The problem - Retype every entry in its entirety, without alteration.

Dataset -
● ● ● ● ● ● ●

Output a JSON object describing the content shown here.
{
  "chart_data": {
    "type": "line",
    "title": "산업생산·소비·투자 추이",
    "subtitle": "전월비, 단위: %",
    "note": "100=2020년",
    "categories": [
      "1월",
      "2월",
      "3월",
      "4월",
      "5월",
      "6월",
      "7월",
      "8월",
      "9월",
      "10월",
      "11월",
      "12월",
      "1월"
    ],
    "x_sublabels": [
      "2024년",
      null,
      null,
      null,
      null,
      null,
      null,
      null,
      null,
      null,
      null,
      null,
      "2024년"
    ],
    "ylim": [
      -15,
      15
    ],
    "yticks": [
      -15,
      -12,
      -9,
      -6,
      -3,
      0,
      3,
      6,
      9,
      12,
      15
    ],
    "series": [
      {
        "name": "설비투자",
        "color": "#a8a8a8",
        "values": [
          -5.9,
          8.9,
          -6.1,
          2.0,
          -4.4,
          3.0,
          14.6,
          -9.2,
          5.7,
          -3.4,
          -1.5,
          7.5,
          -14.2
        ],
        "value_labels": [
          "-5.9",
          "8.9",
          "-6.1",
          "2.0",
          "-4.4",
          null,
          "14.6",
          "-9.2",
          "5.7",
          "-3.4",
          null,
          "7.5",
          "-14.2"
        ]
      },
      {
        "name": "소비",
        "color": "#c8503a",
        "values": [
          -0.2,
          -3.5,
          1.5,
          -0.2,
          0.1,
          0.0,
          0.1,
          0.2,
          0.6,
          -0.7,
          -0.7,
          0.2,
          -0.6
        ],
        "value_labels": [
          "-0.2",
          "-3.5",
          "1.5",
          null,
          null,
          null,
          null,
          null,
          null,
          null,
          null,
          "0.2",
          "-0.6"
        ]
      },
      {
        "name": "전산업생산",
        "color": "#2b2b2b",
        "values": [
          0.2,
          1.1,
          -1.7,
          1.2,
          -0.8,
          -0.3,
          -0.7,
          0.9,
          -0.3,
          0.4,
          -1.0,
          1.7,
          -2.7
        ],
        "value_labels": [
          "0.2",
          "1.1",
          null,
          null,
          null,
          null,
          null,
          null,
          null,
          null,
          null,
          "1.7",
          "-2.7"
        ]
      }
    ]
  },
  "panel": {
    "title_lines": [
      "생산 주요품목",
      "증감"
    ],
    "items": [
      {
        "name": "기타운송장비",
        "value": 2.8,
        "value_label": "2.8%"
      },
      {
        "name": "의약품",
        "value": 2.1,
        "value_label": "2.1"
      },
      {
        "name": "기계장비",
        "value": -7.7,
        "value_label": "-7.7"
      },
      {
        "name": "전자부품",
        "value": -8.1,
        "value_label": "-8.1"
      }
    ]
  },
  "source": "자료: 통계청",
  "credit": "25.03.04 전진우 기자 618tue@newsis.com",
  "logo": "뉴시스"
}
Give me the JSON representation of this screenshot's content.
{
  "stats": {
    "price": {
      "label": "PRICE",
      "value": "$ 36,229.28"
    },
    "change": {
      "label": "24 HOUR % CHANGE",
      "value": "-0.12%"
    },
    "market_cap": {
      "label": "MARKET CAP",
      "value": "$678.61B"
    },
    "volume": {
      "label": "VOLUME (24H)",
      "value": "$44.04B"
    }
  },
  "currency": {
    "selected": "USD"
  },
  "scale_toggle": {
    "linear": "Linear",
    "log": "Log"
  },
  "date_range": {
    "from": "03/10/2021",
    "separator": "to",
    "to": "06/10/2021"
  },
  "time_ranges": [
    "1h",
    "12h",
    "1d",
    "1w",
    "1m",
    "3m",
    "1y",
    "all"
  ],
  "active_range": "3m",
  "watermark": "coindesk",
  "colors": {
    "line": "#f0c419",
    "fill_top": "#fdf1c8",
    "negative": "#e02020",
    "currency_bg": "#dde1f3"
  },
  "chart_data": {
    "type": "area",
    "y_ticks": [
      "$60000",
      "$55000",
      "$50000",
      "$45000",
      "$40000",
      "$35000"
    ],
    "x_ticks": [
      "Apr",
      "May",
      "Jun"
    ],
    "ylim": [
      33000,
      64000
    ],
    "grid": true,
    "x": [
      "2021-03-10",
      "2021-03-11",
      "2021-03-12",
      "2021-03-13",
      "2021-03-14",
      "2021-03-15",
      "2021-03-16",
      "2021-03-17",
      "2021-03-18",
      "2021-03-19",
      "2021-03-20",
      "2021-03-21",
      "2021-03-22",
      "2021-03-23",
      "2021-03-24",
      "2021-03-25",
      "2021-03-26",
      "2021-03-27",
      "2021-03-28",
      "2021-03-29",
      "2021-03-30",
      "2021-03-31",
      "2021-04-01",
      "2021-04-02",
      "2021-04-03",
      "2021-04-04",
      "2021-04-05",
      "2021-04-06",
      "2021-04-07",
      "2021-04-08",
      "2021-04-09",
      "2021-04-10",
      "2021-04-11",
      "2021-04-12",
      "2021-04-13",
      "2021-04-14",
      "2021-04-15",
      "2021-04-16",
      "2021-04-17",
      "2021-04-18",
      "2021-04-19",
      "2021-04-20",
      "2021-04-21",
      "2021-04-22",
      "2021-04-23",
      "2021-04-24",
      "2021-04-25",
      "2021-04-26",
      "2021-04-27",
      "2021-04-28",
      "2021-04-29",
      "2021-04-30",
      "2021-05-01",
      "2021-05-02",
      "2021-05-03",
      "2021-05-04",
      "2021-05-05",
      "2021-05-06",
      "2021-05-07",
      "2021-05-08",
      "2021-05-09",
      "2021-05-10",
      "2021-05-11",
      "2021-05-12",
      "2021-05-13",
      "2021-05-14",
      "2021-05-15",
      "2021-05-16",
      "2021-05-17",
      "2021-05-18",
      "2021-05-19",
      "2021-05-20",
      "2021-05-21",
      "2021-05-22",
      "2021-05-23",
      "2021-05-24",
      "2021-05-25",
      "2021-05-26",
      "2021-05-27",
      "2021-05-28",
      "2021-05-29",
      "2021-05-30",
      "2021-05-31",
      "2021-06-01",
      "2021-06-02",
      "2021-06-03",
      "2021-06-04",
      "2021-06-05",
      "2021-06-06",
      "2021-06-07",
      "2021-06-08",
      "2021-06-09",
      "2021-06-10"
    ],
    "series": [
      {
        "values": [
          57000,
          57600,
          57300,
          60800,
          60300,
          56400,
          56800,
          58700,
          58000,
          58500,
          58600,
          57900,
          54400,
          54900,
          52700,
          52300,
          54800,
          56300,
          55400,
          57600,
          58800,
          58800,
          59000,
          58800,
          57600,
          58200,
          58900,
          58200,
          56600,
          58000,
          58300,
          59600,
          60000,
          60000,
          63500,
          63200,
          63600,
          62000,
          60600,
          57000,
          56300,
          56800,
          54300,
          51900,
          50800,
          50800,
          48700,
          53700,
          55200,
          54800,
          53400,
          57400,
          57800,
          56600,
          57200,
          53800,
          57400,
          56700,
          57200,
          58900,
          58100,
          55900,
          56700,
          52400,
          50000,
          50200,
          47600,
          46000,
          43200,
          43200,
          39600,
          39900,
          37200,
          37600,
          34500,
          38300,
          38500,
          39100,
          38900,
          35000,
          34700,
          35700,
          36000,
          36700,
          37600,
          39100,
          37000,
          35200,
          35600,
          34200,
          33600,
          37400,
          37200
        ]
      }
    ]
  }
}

● ● ● ● ● ● ●

Exercise result -
Output a JSON object describing the content shown here.
{
  "chart_data": {
    "type": "line",
    "title": "산업생산·소비·투자 추이",
    "subtitle": "전월비, 단위: %",
    "note": "100=2020년",
    "categories": [
      "1월",
      "2월",
      "3월",
      "4월",
      "5월",
      "6월",
      "7월",
      "8월",
      "9월",
      "10월",
      "11월",
      "12월",
      "1월"
    ],
    "x_sublabels": [
      "2024년",
      null,
      null,
      null,
      null,
      null,
      null,
      null,
      null,
      null,
      null,
      null,
      "2024년"
    ],
    "ylim": [
      -15,
      15
    ],
    "yticks": [
      -15,
      -12,
      -9,
      -6,
      -3,
      0,
      3,
      6,
      9,
      12,
      15
    ],
    "series": [
      {
        "name": "설비투자",
        "color": "#a8a8a8",
        "values": [
          -5.9,
          8.9,
          -6.1,
          2.0,
          -4.4,
          3.0,
          14.6,
          -9.2,
          5.7,
          -3.4,
          -1.5,
          7.5,
          -14.2
        ],
        "value_labels": [
          "-5.9",
          "8.9",
          "-6.1",
          "2.0",
          "-4.4",
          null,
          "14.6",
          "-9.2",
          "5.7",
          "-3.4",
          null,
          "7.5",
          "-14.2"
        ]
      },
      {
        "name": "소비",
        "color": "#c8503a",
        "values": [
          -0.2,
          -3.5,
          1.5,
          -0.2,
          0.1,
          0.0,
          0.1,
          0.2,
          0.6,
          -0.7,
          -0.7,
          0.2,
          -0.6
        ],
        "value_labels": [
          "-0.2",
          "-3.5",
          "1.5",
          null,
          null,
          null,
          null,
          null,
          null,
          null,
          null,
          "0.2",
          "-0.6"
        ]
      },
      {
        "name": "전산업생산",
        "color": "#2b2b2b",
        "values": [
          0.2,
          1.1,
          -1.7,
          1.2,
          -0.8,
          -0.3,
          -0.7,
          0.9,
          -0.3,
          0.4,
          -1.0,
          1.7,
          -2.7
        ],
        "value_labels": [
          "0.2",
          "1.1",
          null,
          null,
          null,
          null,
          null,
          null,
          null,
          null,
          null,
          "1.7",
          "-2.7"
        ]
      }
    ]
  },
  "panel": {
    "title_lines": [
      "생산 주요품목",
      "증감"
    ],
    "items": [
      {
        "name": "기타운송장비",
        "value": 2.8,
        "value_label": "2.8%"
      },
      {
        "name": "의약품",
        "value": 2.1,
        "value_label": "2.1"
      },
      {
        "name": "기계장비",
        "value": -7.7,
        "value_label": "-7.7"
      },
      {
        "name": "전자부품",
        "value": -8.1,
        "value_label": "-8.1"
      }
    ]
  },
  "source": "자료: 통계청",
  "credit": "25.03.04 전진우 기자 618tue@newsis.com",
  "logo": "뉴시스"
}
Give me the JSON representation of this screenshot's content.
{
  "stats": {
    "price": {
      "label": "PRICE",
      "value": "$ 36,229.28"
    },
    "change": {
      "label": "24 HOUR % CHANGE",
      "value": "-0.12%"
    },
    "market_cap": {
      "label": "MARKET CAP",
      "value": "$678.61B"
    },
    "volume": {
      "label": "VOLUME (24H)",
      "value": "$44.04B"
    }
  },
  "currency": {
    "selected": "USD"
  },
  "scale_toggle": {
    "linear": "Linear",
    "log": "Log"
  },
  "date_range": {
    "from": "03/10/2021",
    "separator": "to",
    "to": "06/10/2021"
  },
  "time_ranges": [
    "1h",
    "12h",
    "1d",
    "1w",
    "1m",
    "3m",
    "1y",
    "all"
  ],
  "active_range": "3m",
  "watermark": "coindesk",
  "colors": {
    "line": "#f0c419",
    "fill_top": "#fdf1c8",
    "negative": "#e02020",
    "currency_bg": "#dde1f3"
  },
  "chart_data": {
    "type": "area",
    "y_ticks": [
      "$60000",
      "$55000",
      "$50000",
      "$45000",
      "$40000",
      "$35000"
    ],
    "x_ticks": [
      "Apr",
      "May",
      "Jun"
    ],
    "ylim": [
      33000,
      64000
    ],
    "grid": true,
    "x": [
      "2021-03-10",
      "2021-03-11",
      "2021-03-12",
      "2021-03-13",
      "2021-03-14",
      "2021-03-15",
      "2021-03-16",
      "2021-03-17",
      "2021-03-18",
      "2021-03-19",
      "2021-03-20",
      "2021-03-21",
      "2021-03-22",
      "2021-03-23",
      "2021-03-24",
      "2021-03-25",
      "2021-03-26",
      "2021-03-27",
      "2021-03-28",
      "2021-03-29",
      "2021-03-30",
      "2021-03-31",
      "2021-04-01",
      "2021-04-02",
      "2021-04-03",
      "2021-04-04",
      "2021-04-05",
      "2021-04-06",
      "2021-04-07",
      "2021-04-08",
      "2021-04-09",
      "2021-04-10",
      "2021-04-11",
      "2021-04-12",
      "2021-04-13",
      "2021-04-14",
      "2021-04-15",
      "2021-04-16",
      "2021-04-17",
      "2021-04-18",
      "2021-04-19",
      "2021-04-20",
      "2021-04-21",
      "2021-04-22",
      "2021-04-23",
      "2021-04-24",
      "2021-04-25",
      "2021-04-26",
      "2021-04-27",
      "2021-04-28",
      "2021-04-29",
      "2021-04-30",
      "2021-05-01",
      "2021-05-02",
      "2021-05-03",
      "2021-05-04",
      "2021-05-05",
      "2021-05-06",
      "2021-05-07",
      "2021-05-08",
      "2021-05-09",
      "2021-05-10",
      "2021-05-11",
      "2021-05-12",
      "2021-05-13",
      "2021-05-14",
      "2021-05-15",
      "2021-05-16",
      "2021-05-17",
      "2021-05-18",
      "2021-05-19",
      "2021-05-20",
      "2021-05-21",
      "2021-05-22",
      "2021-05-23",
      "2021-05-24",
      "2021-05-25",
      "2021-05-26",
      "2021-05-27",
      "2021-05-28",
      "2021-05-29",
      "2021-05-30",
      "2021-05-31",
      "2021-06-01",
      "2021-06-02",
      "2021-06-03",
      "2021-06-04",
      "2021-06-05",
      "2021-06-06",
      "2021-06-07",
      "2021-06-08",
      "2021-06-09",
      "2021-06-10"
    ],
    "series": [
      {
        "values": [
          57000,
          57600,
          57300,
          60800,
          60300,
          56400,
          56800,
          58700,
          58000,
          58500,
          58600,
          57900,
          54400,
          54900,
          52700,
          52300,
          54800,
          56300,
          55400,
          57600,
          58800,
          58800,
          59000,
          58800,
          57600,
          58200,
          58900,
          58200,
          56600,
          58000,
          58300,
          59600,
          60000,
          60000,
          63500,
          63200,
          63600,
          62000,
          60600,
          57000,
          56300,
          56800,
          54300,
          51900,
          50800,
          50800,
          48700,
          53700,
          55200,
          54800,
          53400,
          57400,
          57800,
          56600,
          57200,
          53800,
          57400,
          56700,
          57200,
          58900,
          58100,
          55900,
          56700,
          52400,
          50000,
          50200,
          47600,
          46000,
          43200,
          43200,
          39600,
          39900,
          37200,
          37600,
          34500,
          38300,
          38500,
          39100,
          38900,
          35000,
          34700,
          35700,
          36000,
          36700,
          37600,
          39100,
          37000,
          35200,
          35600,
          34200,
          33600,
          37400,
          37200
        ]
      }
    ]
  }
}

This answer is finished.